[Data records]

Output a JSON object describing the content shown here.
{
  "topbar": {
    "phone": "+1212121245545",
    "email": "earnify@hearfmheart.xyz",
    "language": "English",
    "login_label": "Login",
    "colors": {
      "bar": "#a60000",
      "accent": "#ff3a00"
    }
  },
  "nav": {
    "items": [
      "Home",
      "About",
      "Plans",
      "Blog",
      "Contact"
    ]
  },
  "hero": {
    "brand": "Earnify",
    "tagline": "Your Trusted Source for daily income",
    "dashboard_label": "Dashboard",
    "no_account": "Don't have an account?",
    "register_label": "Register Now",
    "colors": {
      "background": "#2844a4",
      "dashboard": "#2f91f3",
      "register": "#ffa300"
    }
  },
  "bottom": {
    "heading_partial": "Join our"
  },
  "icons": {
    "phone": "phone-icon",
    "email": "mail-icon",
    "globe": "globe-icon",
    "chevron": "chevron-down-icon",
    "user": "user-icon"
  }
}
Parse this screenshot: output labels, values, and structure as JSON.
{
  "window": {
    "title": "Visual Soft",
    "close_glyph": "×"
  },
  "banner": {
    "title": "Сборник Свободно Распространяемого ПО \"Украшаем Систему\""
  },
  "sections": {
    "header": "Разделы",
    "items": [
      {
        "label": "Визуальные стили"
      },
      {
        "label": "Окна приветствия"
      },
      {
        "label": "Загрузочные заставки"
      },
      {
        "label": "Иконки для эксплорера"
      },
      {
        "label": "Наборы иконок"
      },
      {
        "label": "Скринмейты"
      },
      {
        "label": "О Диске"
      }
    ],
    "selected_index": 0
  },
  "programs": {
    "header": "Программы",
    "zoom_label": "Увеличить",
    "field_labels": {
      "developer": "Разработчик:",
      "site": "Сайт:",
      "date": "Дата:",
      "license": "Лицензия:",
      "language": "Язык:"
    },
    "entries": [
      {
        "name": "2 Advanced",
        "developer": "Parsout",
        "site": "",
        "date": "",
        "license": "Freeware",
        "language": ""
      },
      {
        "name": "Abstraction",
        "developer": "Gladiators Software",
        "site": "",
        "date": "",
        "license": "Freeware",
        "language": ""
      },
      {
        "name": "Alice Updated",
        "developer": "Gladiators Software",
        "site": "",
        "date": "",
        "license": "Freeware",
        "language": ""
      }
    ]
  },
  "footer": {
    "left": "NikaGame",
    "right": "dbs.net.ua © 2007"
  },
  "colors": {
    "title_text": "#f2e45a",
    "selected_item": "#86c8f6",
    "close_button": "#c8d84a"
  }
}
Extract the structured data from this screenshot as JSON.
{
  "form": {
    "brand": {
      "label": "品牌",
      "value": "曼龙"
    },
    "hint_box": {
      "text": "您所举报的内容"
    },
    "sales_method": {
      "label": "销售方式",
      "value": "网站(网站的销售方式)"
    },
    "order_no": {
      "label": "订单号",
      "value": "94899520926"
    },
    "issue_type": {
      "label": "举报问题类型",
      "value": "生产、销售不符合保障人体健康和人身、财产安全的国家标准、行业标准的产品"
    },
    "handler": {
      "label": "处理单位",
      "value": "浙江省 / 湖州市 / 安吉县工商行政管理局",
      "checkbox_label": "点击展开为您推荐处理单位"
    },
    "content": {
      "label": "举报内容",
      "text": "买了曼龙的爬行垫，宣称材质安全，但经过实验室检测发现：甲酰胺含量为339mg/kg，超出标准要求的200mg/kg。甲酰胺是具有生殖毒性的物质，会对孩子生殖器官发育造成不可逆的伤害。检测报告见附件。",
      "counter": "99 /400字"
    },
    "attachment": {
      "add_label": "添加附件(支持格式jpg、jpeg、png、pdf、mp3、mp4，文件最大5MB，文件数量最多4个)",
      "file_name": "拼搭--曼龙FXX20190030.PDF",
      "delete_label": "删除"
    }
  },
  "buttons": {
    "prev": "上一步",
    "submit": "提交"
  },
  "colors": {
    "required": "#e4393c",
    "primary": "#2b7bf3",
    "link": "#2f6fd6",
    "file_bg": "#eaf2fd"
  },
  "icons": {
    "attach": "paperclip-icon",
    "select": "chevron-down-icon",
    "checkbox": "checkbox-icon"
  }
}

GIVEN TASK> Copy all of the data. Keep every word exactly as it is.

OUTPUT>
Output a JSON object describing the content shown here.
{
  "topbar": {
    "phone": "+1212121245545",
    "email": "earnify@hearfmheart.xyz",
    "language": "English",
    "login_label": "Login",
    "colors": {
      "bar": "#a60000",
      "accent": "#ff3a00"
    }
  },
  "nav": {
    "items": [
      "Home",
      "About",
      "Plans",
      "Blog",
      "Contact"
    ]
  },
  "hero": {
    "brand": "Earnify",
    "tagline": "Your Trusted Source for daily income",
    "dashboard_label": "Dashboard",
    "no_account": "Don't have an account?",
    "register_label": "Register Now",
    "colors": {
      "background": "#2844a4",
      "dashboard": "#2f91f3",
      "register": "#ffa300"
    }
  },
  "bottom": {
    "heading_partial": "Join our"
  },
  "icons": {
    "phone": "phone-icon",
    "email": "mail-icon",
    "globe": "globe-icon",
    "chevron": "chevron-down-icon",
    "user": "user-icon"
  }
}
Parse this screenshot: output labels, values, and structure as JSON.
{
  "window": {
    "title": "Visual Soft",
    "close_glyph": "×"
  },
  "banner": {
    "title": "Сборник Свободно Распространяемого ПО \"Украшаем Систему\""
  },
  "sections": {
    "header": "Разделы",
    "items": [
      {
        "label": "Визуальные стили"
      },
      {
        "label": "Окна приветствия"
      },
      {
        "label": "Загрузочные заставки"
      },
      {
        "label": "Иконки для эксплорера"
      },
      {
        "label": "Наборы иконок"
      },
      {
        "label": "Скринмейты"
      },
      {
        "label": "О Диске"
      }
    ],
    "selected_index": 0
  },
  "programs": {
    "header": "Программы",
    "zoom_label": "Увеличить",
    "field_labels": {
      "developer": "Разработчик:",
      "site": "Сайт:",
      "date": "Дата:",
      "license": "Лицензия:",
      "language": "Язык:"
    },
    "entries": [
      {
        "name": "2 Advanced",
        "developer": "Parsout",
        "site": "",
        "date": "",
        "license": "Freeware",
        "language": ""
      },
      {
        "name": "Abstraction",
        "developer": "Gladiators Software",
        "site": "",
        "date": "",
        "license": "Freeware",
        "language": ""
      },
      {
        "name": "Alice Updated",
        "developer": "Gladiators Software",
        "site": "",
        "date": "",
        "license": "Freeware",
        "language": ""
      }
    ]
  },
  "footer": {
    "left": "NikaGame",
    "right": "dbs.net.ua © 2007"
  },
  "colors": {
    "title_text": "#f2e45a",
    "selected_item": "#86c8f6",
    "close_button": "#c8d84a"
  }
}
Extract the structured data from this screenshot as JSON.
{
  "form": {
    "brand": {
      "label": "品牌",
      "value": "曼龙"
    },
    "hint_box": {
      "text": "您所举报的内容"
    },
    "sales_method": {
      "label": "销售方式",
      "value": "网站(网站的销售方式)"
    },
    "order_no": {
      "label": "订单号",
      "value": "94899520926"
    },
    "issue_type": {
      "label": "举报问题类型",
      "value": "生产、销售不符合保障人体健康和人身、财产安全的国家标准、行业标准的产品"
    },
    "handler": {
      "label": "处理单位",
      "value": "浙江省 / 湖州市 / 安吉县工商行政管理局",
      "checkbox_label": "点击展开为您推荐处理单位"
    },
    "content": {
      "label": "举报内容",
      "text": "买了曼龙的爬行垫，宣称材质安全，但经过实验室检测发现：甲酰胺含量为339mg/kg，超出标准要求的200mg/kg。甲酰胺是具有生殖毒性的物质，会对孩子生殖器官发育造成不可逆的伤害。检测报告见附件。",
      "counter": "99 /400字"
    },
    "attachment": {
      "add_label": "添加附件(支持格式jpg、jpeg、png、pdf、mp3、mp4，文件最大5MB，文件数量最多4个)",
      "file_name": "拼搭--曼龙FXX20190030.PDF",
      "delete_label": "删除"
    }
  },
  "buttons": {
    "prev": "上一步",
    "submit": "提交"
  },
  "colors": {
    "required": "#e4393c",
    "primary": "#2b7bf3",
    "link": "#2f6fd6",
    "file_bg": "#eaf2fd"
  },
  "icons": {
    "attach": "paperclip-icon",
    "select": "chevron-down-icon",
    "checkbox": "checkbox-icon"
  }
}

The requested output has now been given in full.